What is asked:
Write out all the data again, exactly as it stands.

▼

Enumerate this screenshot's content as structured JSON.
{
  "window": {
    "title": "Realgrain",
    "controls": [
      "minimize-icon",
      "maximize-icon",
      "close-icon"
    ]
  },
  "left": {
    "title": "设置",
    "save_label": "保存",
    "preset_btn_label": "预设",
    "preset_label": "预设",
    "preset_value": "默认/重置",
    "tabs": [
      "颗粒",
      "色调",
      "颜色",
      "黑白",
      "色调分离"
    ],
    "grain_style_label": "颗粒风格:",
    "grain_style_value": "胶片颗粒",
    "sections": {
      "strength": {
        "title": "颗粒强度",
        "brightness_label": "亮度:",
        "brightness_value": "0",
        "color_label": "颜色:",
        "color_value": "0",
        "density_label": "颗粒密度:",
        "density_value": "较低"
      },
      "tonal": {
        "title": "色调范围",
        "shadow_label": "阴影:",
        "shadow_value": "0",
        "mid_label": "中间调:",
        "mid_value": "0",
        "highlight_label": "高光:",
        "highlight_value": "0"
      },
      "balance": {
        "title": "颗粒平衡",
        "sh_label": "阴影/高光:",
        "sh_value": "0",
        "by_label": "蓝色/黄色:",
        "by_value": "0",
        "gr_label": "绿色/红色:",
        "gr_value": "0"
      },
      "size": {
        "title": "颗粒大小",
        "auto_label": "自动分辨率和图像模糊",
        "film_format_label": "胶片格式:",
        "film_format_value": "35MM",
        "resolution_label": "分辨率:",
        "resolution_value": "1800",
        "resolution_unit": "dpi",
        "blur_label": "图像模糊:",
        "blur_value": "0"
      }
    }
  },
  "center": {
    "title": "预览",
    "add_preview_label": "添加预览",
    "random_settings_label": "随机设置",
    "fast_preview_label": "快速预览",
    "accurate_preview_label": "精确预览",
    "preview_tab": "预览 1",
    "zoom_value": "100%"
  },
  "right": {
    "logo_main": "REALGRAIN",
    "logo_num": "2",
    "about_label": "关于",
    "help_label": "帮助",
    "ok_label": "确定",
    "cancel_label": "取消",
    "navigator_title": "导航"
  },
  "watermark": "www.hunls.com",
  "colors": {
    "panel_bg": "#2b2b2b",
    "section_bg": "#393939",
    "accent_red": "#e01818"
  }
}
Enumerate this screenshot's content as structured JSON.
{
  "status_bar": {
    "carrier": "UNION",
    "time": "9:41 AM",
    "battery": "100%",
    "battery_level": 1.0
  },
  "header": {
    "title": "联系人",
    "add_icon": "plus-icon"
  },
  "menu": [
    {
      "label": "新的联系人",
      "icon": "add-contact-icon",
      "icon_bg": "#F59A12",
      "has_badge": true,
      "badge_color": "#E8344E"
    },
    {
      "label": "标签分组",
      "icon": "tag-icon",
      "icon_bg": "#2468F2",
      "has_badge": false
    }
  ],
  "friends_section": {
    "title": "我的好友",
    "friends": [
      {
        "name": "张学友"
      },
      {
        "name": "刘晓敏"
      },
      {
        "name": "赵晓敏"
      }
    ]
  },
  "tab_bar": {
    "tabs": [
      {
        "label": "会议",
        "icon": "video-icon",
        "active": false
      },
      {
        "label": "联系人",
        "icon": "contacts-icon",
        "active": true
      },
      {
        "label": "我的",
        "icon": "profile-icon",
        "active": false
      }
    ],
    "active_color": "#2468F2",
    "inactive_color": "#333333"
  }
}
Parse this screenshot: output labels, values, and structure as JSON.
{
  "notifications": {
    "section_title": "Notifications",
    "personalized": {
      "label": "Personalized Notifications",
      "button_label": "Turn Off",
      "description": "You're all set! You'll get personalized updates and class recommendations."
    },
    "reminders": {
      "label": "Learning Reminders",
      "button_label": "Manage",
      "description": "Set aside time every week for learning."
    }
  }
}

▲

Answer:
Enumerate this screenshot's content as structured JSON.
{
  "window": {
    "title": "Realgrain",
    "controls": [
      "minimize-icon",
      "maximize-icon",
      "close-icon"
    ]
  },
  "left": {
    "title": "设置",
    "save_label": "保存",
    "preset_btn_label": "预设",
    "preset_label": "预设",
    "preset_value": "默认/重置",
    "tabs": [
      "颗粒",
      "色调",
      "颜色",
      "黑白",
      "色调分离"
    ],
    "grain_style_label": "颗粒风格:",
    "grain_style_value": "胶片颗粒",
    "sections": {
      "strength": {
        "title": "颗粒强度",
        "brightness_label": "亮度:",
        "brightness_value": "0",
        "color_label": "颜色:",
        "color_value": "0",
        "density_label": "颗粒密度:",
        "density_value": "较低"
      },
      "tonal": {
        "title": "色调范围",
        "shadow_label": "阴影:",
        "shadow_value": "0",
        "mid_label": "中间调:",
        "mid_value": "0",
        "highlight_label": "高光:",
        "highlight_value": "0"
      },
      "balance": {
        "title": "颗粒平衡",
        "sh_label": "阴影/高光:",
        "sh_value": "0",
        "by_label": "蓝色/黄色:",
        "by_value": "0",
        "gr_label": "绿色/红色:",
        "gr_value": "0"
      },
      "size": {
        "title": "颗粒大小",
        "auto_label": "自动分辨率和图像模糊",
        "film_format_label": "胶片格式:",
        "film_format_value": "35MM",
        "resolution_label": "分辨率:",
        "resolution_value": "1800",
        "resolution_unit": "dpi",
        "blur_label": "图像模糊:",
        "blur_value": "0"
      }
    }
  },
  "center": {
    "title": "预览",
    "add_preview_label": "添加预览",
    "random_settings_label": "随机设置",
    "fast_preview_label": "快速预览",
    "accurate_preview_label": "精确预览",
    "preview_tab": "预览 1",
    "zoom_value": "100%"
  },
  "right": {
    "logo_main": "REALGRAIN",
    "logo_num": "2",
    "about_label": "关于",
    "help_label": "帮助",
    "ok_label": "确定",
    "cancel_label": "取消",
    "navigator_title": "导航"
  },
  "watermark": "www.hunls.com",
  "colors": {
    "panel_bg": "#2b2b2b",
    "section_bg": "#393939",
    "accent_red": "#e01818"
  }
}
Enumerate this screenshot's content as structured JSON.
{
  "status_bar": {
    "carrier": "UNION",
    "time": "9:41 AM",
    "battery": "100%",
    "battery_level": 1.0
  },
  "header": {
    "title": "联系人",
    "add_icon": "plus-icon"
  },
  "menu": [
    {
      "label": "新的联系人",
      "icon": "add-contact-icon",
      "icon_bg": "#F59A12",
      "has_badge": true,
      "badge_color": "#E8344E"
    },
    {
      "label": "标签分组",
      "icon": "tag-icon",
      "icon_bg": "#2468F2",
      "has_badge": false
    }
  ],
  "friends_section": {
    "title": "我的好友",
    "friends": [
      {
        "name": "张学友"
      },
      {
        "name": "刘晓敏"
      },
      {
        "name": "赵晓敏"
      }
    ]
  },
  "tab_bar": {
    "tabs": [
      {
        "label": "会议",
        "icon": "video-icon",
        "active": false
      },
      {
        "label": "联系人",
        "icon": "contacts-icon",
        "active": true
      },
      {
        "label": "我的",
        "icon": "profile-icon",
        "active": false
      }
    ],
    "active_color": "#2468F2",
    "inactive_color": "#333333"
  }
}
Parse this screenshot: output labels, values, and structure as JSON.
{
  "notifications": {
    "section_title": "Notifications",
    "personalized": {
      "label": "Personalized Notifications",
      "button_label": "Turn Off",
      "description": "You're all set! You'll get personalized updates and class recommendations."
    },
    "reminders": {
      "label": "Learning Reminders",
      "button_label": "Manage",
      "description": "Set aside time every week for learning."
    }
  }
}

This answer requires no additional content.